Pull every line containing "screenshot" from the entries.

• ENTRIES:
--- BEGIN ---

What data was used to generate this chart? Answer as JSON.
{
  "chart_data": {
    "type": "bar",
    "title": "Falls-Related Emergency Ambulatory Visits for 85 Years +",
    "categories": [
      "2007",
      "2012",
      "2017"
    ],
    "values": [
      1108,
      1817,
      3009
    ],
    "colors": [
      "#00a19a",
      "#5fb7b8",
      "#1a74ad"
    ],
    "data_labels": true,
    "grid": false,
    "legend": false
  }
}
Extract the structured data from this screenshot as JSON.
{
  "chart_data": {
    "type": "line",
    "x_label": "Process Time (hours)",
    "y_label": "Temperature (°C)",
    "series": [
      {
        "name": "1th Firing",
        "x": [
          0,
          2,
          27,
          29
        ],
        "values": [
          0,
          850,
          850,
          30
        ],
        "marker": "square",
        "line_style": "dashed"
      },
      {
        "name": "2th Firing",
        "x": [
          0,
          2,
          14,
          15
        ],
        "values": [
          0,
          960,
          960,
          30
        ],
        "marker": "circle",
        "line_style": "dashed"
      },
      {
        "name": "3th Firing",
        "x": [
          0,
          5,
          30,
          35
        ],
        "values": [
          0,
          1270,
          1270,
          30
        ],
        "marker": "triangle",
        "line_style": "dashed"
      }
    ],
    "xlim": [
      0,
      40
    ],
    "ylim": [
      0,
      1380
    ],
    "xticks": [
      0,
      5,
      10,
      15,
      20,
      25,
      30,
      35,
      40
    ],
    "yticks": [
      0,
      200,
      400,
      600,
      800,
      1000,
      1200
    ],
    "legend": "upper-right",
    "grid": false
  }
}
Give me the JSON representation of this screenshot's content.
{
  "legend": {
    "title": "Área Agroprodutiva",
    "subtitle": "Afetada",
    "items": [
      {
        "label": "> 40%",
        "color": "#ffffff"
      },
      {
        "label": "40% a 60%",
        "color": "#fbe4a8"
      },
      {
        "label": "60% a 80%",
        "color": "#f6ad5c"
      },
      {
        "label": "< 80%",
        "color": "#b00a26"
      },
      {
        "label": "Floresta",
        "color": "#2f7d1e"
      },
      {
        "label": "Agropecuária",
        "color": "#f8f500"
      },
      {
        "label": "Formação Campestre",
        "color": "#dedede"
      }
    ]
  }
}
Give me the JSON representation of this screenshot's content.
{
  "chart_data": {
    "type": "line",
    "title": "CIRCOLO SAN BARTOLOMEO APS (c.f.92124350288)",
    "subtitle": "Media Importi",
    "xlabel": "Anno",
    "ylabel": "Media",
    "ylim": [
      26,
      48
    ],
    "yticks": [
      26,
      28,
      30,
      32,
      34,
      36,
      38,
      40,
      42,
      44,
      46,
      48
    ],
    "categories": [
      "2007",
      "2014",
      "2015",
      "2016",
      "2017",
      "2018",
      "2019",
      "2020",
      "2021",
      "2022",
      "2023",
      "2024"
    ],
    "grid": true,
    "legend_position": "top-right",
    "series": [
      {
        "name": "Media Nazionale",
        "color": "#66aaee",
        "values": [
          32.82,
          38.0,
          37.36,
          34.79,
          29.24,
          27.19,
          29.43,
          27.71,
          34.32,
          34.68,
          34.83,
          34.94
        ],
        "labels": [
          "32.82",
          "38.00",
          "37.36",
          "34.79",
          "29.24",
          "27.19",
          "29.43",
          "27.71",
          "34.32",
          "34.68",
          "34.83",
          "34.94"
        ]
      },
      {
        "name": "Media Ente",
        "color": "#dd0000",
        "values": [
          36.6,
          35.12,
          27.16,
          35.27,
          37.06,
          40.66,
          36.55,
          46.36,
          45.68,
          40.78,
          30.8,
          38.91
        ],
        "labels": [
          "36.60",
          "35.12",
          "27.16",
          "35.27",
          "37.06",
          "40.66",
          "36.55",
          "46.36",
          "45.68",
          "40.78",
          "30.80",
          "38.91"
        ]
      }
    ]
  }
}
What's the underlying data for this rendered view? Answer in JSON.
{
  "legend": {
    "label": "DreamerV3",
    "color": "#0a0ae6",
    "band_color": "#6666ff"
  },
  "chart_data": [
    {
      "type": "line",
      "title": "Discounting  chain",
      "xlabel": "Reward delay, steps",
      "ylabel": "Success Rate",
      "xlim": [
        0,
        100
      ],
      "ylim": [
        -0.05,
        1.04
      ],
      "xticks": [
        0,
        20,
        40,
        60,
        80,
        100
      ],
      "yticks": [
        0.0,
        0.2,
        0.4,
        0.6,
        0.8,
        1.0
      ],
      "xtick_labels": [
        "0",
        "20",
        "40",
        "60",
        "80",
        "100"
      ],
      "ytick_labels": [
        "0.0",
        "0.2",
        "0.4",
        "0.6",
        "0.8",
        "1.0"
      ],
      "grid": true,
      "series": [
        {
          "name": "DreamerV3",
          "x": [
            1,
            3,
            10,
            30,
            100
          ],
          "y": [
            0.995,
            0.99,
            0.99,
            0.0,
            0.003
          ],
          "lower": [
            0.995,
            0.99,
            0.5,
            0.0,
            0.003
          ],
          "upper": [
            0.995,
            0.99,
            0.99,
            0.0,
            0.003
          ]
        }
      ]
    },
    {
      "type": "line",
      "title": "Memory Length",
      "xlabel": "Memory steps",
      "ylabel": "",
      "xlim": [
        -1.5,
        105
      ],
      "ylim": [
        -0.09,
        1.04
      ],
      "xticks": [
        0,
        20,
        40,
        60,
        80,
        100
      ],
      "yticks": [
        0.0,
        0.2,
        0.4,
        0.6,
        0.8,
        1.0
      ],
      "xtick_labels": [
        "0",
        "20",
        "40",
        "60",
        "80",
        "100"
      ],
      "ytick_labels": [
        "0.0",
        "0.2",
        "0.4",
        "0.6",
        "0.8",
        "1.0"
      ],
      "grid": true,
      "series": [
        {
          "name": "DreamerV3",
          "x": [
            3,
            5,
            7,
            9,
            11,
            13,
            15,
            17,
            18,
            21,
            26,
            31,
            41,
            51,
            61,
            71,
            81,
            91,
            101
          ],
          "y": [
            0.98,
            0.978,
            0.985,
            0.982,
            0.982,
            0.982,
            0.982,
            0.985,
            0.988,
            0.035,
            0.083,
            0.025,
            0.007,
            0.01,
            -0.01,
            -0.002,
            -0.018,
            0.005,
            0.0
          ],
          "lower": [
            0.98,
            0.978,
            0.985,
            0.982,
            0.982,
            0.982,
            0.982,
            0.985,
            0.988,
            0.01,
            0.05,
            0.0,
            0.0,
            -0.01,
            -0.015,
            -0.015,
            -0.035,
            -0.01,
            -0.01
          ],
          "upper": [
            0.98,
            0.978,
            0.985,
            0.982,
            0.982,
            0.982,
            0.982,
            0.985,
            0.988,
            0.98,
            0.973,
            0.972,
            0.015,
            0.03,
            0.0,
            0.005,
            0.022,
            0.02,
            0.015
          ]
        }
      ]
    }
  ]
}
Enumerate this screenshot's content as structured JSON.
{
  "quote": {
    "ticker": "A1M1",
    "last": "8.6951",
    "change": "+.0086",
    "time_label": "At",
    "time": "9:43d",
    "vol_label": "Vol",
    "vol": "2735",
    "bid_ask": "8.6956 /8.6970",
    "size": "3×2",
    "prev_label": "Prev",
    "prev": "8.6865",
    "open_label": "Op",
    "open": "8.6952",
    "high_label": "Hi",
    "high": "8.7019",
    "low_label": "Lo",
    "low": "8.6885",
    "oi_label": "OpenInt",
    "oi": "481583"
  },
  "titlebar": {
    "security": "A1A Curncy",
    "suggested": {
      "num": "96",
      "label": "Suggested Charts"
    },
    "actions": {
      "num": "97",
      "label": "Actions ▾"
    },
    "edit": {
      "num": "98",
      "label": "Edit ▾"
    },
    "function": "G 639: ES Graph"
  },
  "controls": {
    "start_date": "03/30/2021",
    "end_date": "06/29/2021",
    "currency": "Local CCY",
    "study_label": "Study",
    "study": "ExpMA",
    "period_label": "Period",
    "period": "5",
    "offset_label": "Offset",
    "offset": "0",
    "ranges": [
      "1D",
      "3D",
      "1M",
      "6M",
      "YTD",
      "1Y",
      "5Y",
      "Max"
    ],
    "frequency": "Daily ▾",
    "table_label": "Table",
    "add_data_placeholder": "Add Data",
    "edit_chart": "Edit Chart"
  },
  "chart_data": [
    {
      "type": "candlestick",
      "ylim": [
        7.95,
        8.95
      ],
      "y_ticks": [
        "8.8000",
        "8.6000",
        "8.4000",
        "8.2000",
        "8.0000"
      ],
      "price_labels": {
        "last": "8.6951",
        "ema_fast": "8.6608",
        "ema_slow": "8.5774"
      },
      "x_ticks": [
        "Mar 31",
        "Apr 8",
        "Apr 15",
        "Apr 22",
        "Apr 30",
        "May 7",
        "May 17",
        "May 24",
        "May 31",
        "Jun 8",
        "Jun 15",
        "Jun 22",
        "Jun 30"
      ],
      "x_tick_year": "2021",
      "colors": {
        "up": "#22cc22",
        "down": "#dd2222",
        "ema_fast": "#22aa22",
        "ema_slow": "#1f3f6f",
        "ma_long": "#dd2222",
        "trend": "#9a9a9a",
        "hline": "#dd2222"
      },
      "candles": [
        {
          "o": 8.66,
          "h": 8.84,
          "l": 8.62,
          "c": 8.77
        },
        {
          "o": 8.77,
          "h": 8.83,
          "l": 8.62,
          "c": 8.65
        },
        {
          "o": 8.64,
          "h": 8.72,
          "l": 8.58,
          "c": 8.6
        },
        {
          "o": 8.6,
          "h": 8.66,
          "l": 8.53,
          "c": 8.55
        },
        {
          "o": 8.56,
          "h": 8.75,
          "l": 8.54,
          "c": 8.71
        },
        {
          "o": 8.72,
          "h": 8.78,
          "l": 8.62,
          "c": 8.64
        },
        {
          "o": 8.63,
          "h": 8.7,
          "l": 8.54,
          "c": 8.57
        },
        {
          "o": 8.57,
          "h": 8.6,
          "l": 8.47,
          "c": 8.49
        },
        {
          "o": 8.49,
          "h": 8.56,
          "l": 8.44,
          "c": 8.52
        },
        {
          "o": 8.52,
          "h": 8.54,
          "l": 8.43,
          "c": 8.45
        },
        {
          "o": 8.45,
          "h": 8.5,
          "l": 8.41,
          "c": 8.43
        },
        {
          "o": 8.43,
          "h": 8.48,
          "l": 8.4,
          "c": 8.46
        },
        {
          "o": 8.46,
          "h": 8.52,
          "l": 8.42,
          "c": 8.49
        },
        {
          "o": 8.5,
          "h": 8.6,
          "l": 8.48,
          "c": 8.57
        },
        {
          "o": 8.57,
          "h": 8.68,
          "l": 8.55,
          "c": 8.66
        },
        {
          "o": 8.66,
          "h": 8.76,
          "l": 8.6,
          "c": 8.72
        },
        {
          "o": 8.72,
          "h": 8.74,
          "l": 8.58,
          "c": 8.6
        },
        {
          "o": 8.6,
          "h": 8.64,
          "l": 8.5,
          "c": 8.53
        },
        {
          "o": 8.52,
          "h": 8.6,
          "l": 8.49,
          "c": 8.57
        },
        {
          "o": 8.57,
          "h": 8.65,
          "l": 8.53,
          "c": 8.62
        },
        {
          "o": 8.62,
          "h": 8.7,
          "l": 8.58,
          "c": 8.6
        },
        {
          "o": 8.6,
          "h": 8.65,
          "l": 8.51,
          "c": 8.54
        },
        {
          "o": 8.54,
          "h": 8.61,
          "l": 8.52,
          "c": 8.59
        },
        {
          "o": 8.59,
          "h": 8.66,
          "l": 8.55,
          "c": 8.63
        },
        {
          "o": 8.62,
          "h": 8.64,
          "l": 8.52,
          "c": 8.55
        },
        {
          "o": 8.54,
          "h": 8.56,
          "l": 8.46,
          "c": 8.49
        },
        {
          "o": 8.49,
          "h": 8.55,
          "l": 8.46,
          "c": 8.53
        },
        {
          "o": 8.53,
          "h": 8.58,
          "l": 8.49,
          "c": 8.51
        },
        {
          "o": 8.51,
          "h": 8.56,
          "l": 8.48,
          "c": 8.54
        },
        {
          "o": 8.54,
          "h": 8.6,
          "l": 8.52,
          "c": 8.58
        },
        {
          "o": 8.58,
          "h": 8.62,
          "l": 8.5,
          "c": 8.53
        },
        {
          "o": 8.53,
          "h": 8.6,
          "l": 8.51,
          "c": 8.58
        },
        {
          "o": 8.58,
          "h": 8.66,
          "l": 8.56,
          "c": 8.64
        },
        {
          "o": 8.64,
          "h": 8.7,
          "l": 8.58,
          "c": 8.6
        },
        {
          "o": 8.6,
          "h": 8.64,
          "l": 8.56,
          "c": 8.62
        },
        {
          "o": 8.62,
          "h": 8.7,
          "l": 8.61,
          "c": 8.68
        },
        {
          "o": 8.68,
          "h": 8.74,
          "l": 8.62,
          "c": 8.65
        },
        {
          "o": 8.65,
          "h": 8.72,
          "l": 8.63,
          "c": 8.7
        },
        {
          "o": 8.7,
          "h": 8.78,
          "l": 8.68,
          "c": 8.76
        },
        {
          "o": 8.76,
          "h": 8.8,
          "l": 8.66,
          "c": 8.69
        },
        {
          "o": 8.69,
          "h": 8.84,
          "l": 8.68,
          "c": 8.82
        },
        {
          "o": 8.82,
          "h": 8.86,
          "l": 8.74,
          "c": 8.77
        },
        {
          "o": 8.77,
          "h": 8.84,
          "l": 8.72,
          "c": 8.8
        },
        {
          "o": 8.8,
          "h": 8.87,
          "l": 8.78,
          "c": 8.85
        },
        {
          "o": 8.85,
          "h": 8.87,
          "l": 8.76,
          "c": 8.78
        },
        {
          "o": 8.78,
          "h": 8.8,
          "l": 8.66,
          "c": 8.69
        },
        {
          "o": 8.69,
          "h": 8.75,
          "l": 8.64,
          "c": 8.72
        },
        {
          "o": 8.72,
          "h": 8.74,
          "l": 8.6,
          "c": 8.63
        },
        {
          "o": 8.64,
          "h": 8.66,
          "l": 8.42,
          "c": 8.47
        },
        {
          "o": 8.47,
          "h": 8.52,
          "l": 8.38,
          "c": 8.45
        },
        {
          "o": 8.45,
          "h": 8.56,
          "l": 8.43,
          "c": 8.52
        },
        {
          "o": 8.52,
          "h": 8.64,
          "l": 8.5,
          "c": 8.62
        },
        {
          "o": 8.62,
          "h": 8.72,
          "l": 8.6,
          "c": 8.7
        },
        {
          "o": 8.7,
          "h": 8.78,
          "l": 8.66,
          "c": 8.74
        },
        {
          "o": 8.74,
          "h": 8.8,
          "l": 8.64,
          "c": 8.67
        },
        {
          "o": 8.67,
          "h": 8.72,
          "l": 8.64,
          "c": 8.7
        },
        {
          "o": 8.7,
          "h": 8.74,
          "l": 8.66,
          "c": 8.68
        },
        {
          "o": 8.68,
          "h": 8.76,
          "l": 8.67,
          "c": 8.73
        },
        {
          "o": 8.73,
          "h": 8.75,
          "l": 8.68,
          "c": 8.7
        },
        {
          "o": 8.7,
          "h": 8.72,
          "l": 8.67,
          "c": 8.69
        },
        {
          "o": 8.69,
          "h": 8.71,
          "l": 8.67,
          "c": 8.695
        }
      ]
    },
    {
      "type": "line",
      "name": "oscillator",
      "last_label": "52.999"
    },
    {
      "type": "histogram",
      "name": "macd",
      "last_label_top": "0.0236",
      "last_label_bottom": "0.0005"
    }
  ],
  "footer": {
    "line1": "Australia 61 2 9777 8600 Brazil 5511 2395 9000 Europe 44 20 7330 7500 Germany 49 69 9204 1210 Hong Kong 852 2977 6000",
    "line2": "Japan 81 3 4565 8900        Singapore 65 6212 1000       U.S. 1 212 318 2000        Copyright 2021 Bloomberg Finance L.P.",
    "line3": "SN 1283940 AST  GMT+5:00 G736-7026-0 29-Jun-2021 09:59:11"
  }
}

--- END ---

• ANSWER TO THIS TASK:
Extract the structured data from this screenshot as JSON.
Give me the JSON representation of this screenshot's content.
Give me the JSON representation of this screenshot's content.
Enumerate this screenshot's content as structured JSON.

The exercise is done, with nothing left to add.